Stored items from a collection:
────────────────────

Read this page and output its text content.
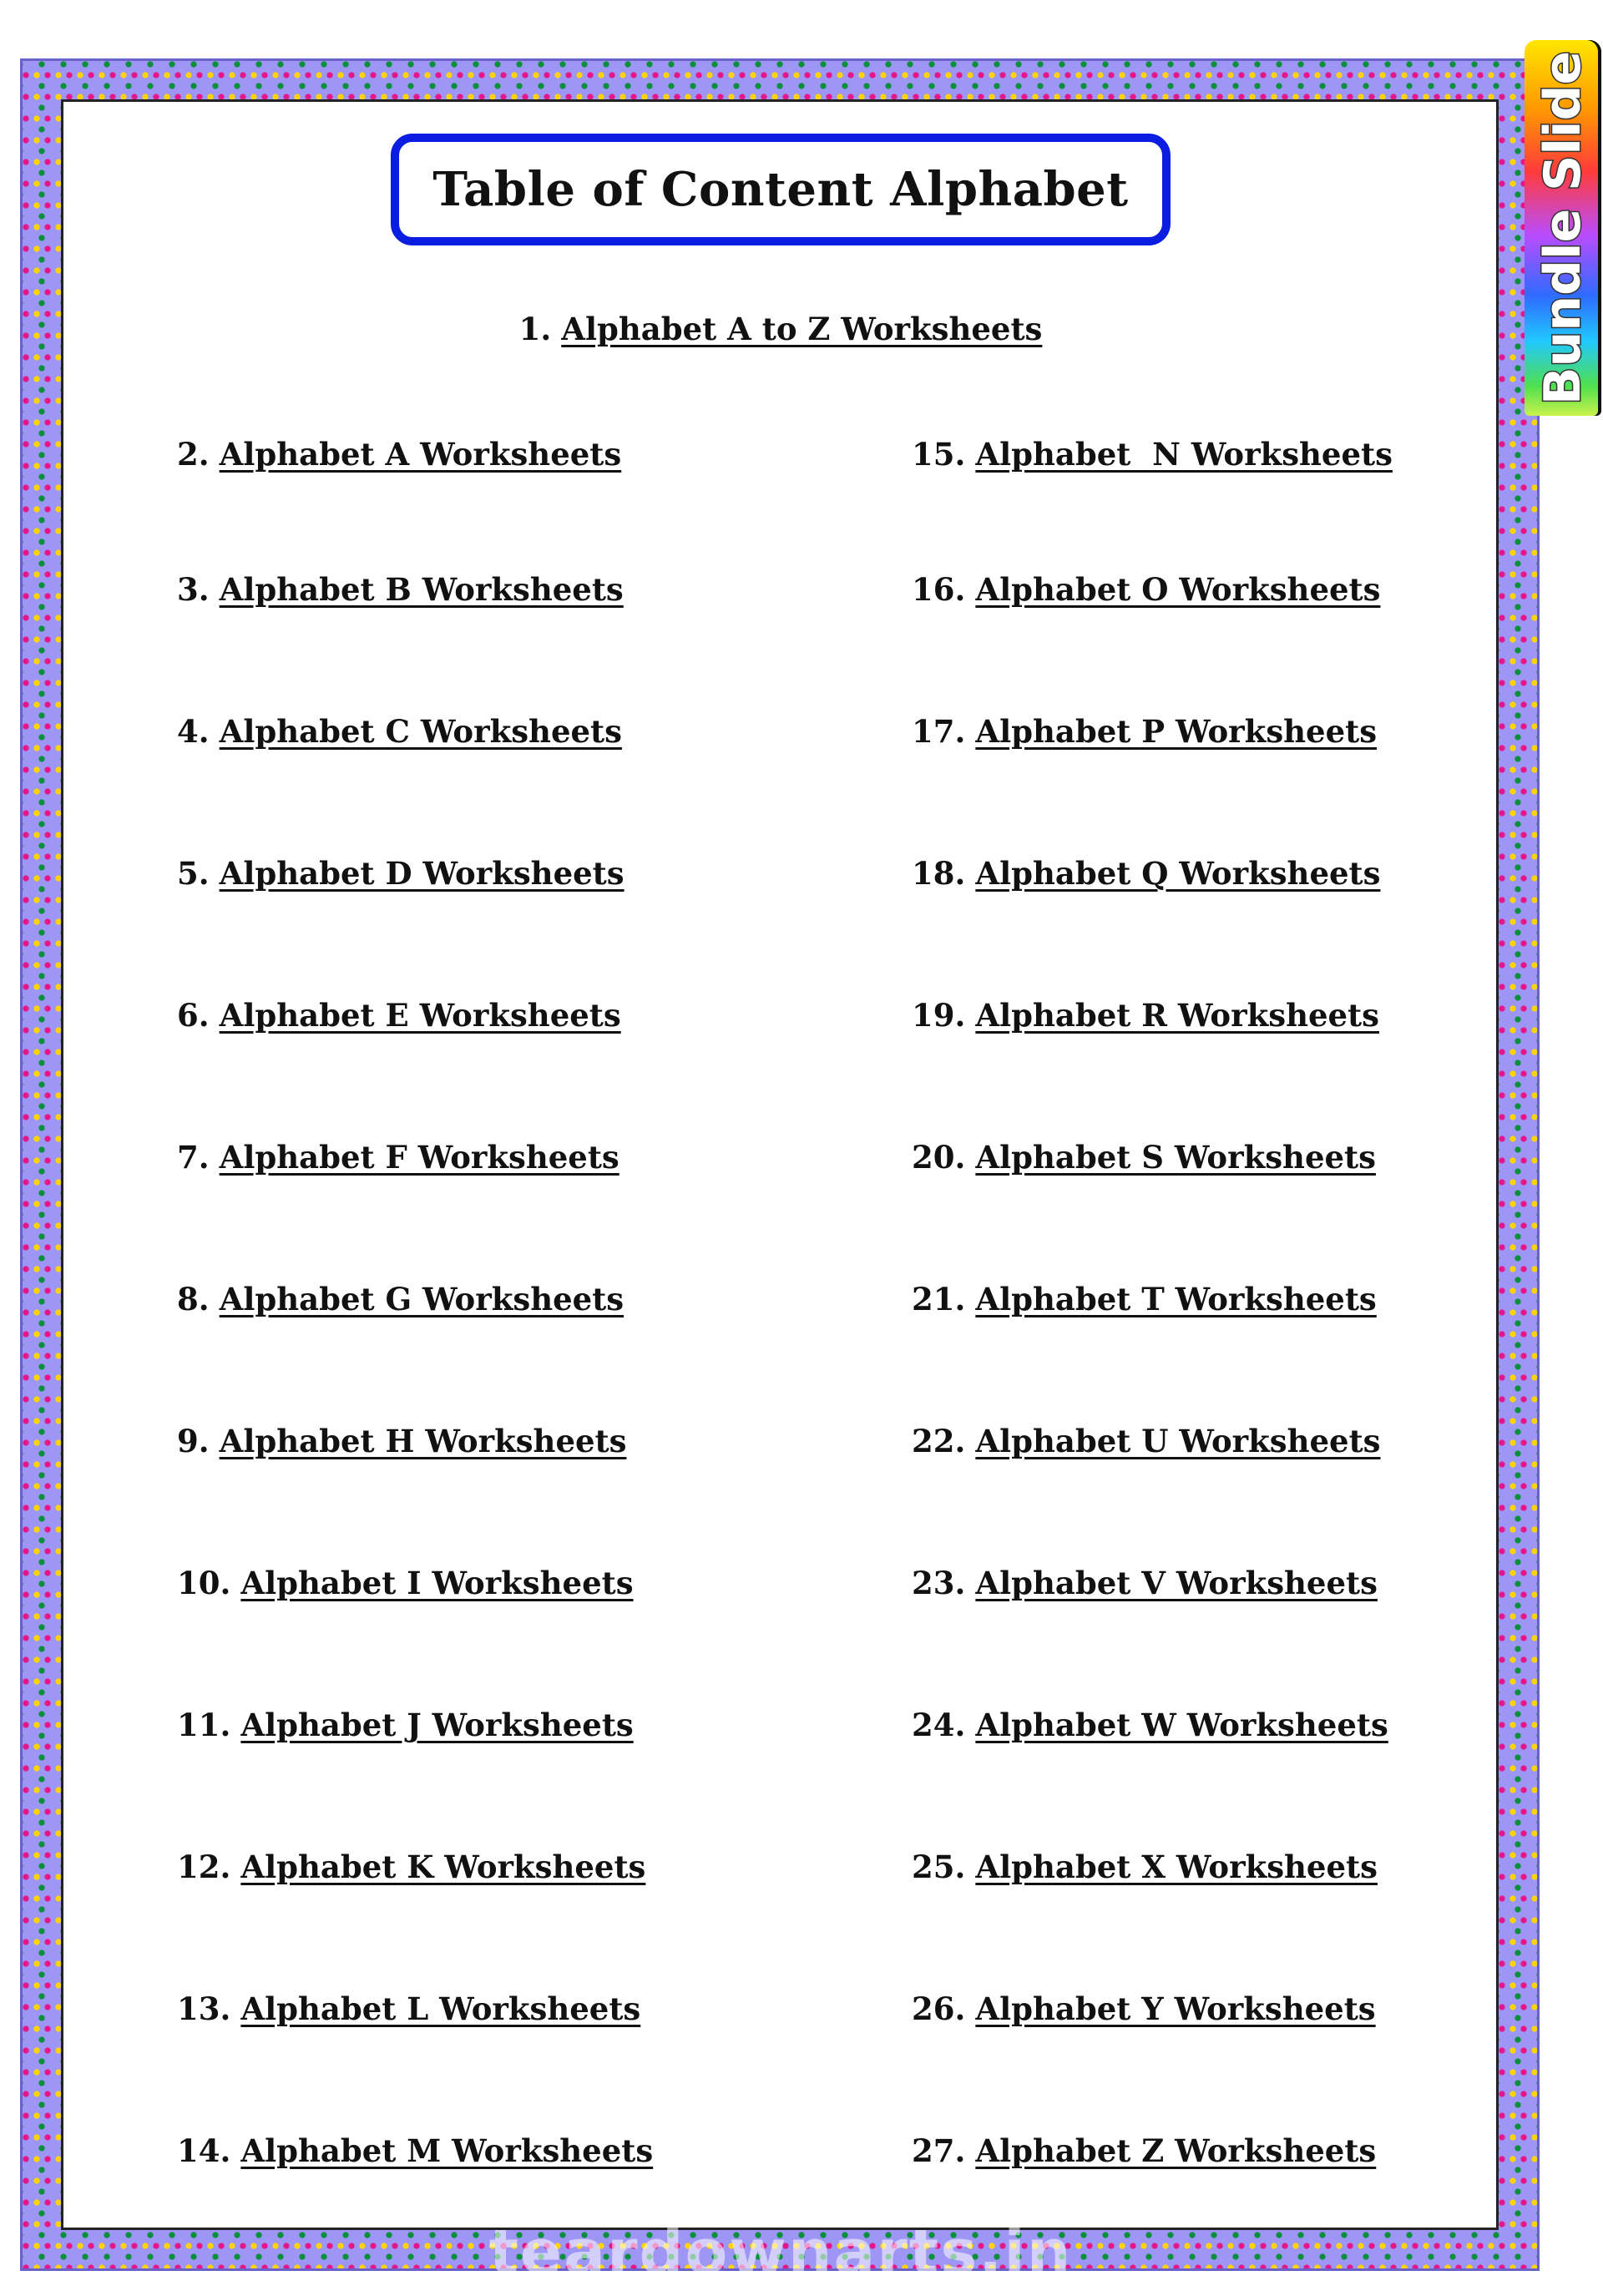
Bundle Slide
Table of Content Alphabet
1. Alphabet A to Z Worksheets
2. Alphabet A Worksheets
3. Alphabet B Worksheets
4. Alphabet C Worksheets
5. Alphabet D Worksheets
6. Alphabet E Worksheets
7. Alphabet F Worksheets
8. Alphabet G Worksheets
9. Alphabet H Worksheets
10. Alphabet I Worksheets
11. Alphabet J Worksheets
12. Alphabet K Worksheets
13. Alphabet L Worksheets
14. Alphabet M Worksheets
15. Alphabet  N Worksheets
16. Alphabet O Worksheets
17. Alphabet P Worksheets
18. Alphabet Q Worksheets
19. Alphabet R Worksheets
20. Alphabet S Worksheets
21. Alphabet T Worksheets
22. Alphabet U Worksheets
23. Alphabet V Worksheets
24. Alphabet W Worksheets
25. Alphabet X Worksheets
26. Alphabet Y Worksheets
27. Alphabet Z Worksheets
teardownarts.in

────────────────────

(Problem):
Restate the whole of the material word for word without the pictures.

(The output):
Read this page and output its text content.
Bundle Slide
Table of Content Alphabet
1. Alphabet A to Z Worksheets
2. Alphabet A Worksheets
3. Alphabet B Worksheets
4. Alphabet C Worksheets
5. Alphabet D Worksheets
6. Alphabet E Worksheets
7. Alphabet F Worksheets
8. Alphabet G Worksheets
9. Alphabet H Worksheets
10. Alphabet I Worksheets
11. Alphabet J Worksheets
12. Alphabet K Worksheets
13. Alphabet L Worksheets
14. Alphabet M Worksheets
15. Alphabet  N Worksheets
16. Alphabet O Worksheets
17. Alphabet P Worksheets
18. Alphabet Q Worksheets
19. Alphabet R Worksheets
20. Alphabet S Worksheets
21. Alphabet T Worksheets
22. Alphabet U Worksheets
23. Alphabet V Worksheets
24. Alphabet W Worksheets
25. Alphabet X Worksheets
26. Alphabet Y Worksheets
27. Alphabet Z Worksheets
teardownarts.in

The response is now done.